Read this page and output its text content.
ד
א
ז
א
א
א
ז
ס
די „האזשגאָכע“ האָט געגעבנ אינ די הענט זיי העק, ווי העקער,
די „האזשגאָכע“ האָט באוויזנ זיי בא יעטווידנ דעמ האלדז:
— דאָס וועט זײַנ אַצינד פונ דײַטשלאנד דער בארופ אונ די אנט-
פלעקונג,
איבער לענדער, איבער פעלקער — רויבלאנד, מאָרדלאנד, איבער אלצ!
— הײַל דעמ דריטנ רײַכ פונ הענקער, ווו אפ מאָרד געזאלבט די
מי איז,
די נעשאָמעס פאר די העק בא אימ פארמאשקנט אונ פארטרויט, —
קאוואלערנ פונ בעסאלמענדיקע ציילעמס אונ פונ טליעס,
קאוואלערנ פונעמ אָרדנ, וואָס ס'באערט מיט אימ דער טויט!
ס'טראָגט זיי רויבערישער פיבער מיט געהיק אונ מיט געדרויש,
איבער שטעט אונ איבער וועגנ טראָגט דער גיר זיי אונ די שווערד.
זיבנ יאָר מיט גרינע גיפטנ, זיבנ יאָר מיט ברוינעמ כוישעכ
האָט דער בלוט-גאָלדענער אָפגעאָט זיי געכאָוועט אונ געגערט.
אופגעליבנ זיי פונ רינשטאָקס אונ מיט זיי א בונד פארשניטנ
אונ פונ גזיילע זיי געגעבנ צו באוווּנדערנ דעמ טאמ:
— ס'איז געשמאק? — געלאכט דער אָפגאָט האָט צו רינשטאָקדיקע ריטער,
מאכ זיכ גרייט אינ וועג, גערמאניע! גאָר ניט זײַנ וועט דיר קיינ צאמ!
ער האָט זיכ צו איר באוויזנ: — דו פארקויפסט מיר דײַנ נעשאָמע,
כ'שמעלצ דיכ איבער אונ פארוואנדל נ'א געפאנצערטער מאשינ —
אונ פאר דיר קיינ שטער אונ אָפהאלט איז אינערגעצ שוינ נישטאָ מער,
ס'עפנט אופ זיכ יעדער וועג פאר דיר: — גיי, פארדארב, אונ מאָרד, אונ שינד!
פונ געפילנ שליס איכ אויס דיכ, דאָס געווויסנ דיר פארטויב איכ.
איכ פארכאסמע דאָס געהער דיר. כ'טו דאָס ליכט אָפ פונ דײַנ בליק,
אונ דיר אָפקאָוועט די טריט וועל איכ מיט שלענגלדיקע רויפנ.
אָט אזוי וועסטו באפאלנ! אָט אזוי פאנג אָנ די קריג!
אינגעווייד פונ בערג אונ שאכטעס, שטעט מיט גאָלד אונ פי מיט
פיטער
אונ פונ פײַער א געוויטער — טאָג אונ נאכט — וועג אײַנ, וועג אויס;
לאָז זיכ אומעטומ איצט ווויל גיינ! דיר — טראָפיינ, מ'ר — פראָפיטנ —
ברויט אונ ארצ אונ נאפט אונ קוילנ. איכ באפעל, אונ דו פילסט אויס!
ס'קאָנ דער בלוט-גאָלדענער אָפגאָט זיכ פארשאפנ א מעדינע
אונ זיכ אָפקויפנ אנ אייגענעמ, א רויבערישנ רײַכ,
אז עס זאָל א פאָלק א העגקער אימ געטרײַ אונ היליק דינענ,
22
--------------------
_What you are asked to do_: Print every entry exactly as it appears.

_Answer_:
Read this page and output its text content.
ד
א
ז
א
א
א
ז
ס
די „האזשגאָכע“ האָט געגעבנ אינ די הענט זיי העק, ווי העקער,
די „האזשגאָכע“ האָט באוויזנ זיי בא יעטווידנ דעמ האלדז:
— דאָס וועט זײַנ אַצינד פונ דײַטשלאנד דער בארופ אונ די אנט-
פלעקונג,
איבער לענדער, איבער פעלקער — רויבלאנד, מאָרדלאנד, איבער אלצ!
— הײַל דעמ דריטנ רײַכ פונ הענקער, ווו אפ מאָרד געזאלבט די
מי איז,
די נעשאָמעס פאר די העק בא אימ פארמאשקנט אונ פארטרויט, —
קאוואלערנ פונ בעסאלמענדיקע ציילעמס אונ פונ טליעס,
קאוואלערנ פונעמ אָרדנ, וואָס ס'באערט מיט אימ דער טויט!
ס'טראָגט זיי רויבערישער פיבער מיט געהיק אונ מיט געדרויש,
איבער שטעט אונ איבער וועגנ טראָגט דער גיר זיי אונ די שווערד.
זיבנ יאָר מיט גרינע גיפטנ, זיבנ יאָר מיט ברוינעמ כוישעכ
האָט דער בלוט-גאָלדענער אָפגעאָט זיי געכאָוועט אונ געגערט.
אופגעליבנ זיי פונ רינשטאָקס אונ מיט זיי א בונד פארשניטנ
אונ פונ גזיילע זיי געגעבנ צו באוווּנדערנ דעמ טאמ:
— ס'איז געשמאק? — געלאכט דער אָפגאָט האָט צו רינשטאָקדיקע ריטער,
מאכ זיכ גרייט אינ וועג, גערמאניע! גאָר ניט זײַנ וועט דיר קיינ צאמ!
ער האָט זיכ צו איר באוויזנ: — דו פארקויפסט מיר דײַנ נעשאָמע,
כ'שמעלצ דיכ איבער אונ פארוואנדל נ'א געפאנצערטער מאשינ —
אונ פאר דיר קיינ שטער אונ אָפהאלט איז אינערגעצ שוינ נישטאָ מער,
ס'עפנט אופ זיכ יעדער וועג פאר דיר: — גיי, פארדארב, אונ מאָרד, אונ שינד!
פונ געפילנ שליס איכ אויס דיכ, דאָס געווויסנ דיר פארטויב איכ.
איכ פארכאסמע דאָס געהער דיר. כ'טו דאָס ליכט אָפ פונ דײַנ בליק,
אונ דיר אָפקאָוועט די טריט וועל איכ מיט שלענגלדיקע רויפנ.
אָט אזוי וועסטו באפאלנ! אָט אזוי פאנג אָנ די קריג!
אינגעווייד פונ בערג אונ שאכטעס, שטעט מיט גאָלד אונ פי מיט
פיטער
אונ פונ פײַער א געוויטער — טאָג אונ נאכט — וועג אײַנ, וועג אויס;
לאָז זיכ אומעטומ איצט ווויל גיינ! דיר — טראָפיינ, מ'ר — פראָפיטנ —
ברויט אונ ארצ אונ נאפט אונ קוילנ. איכ באפעל, אונ דו פילסט אויס!
ס'קאָנ דער בלוט-גאָלדענער אָפגאָט זיכ פארשאפנ א מעדינע
אונ זיכ אָפקויפנ אנ אייגענעמ, א רויבערישנ רײַכ,
אז עס זאָל א פאָלק א העגקער אימ געטרײַ אונ היליק דינענ,
22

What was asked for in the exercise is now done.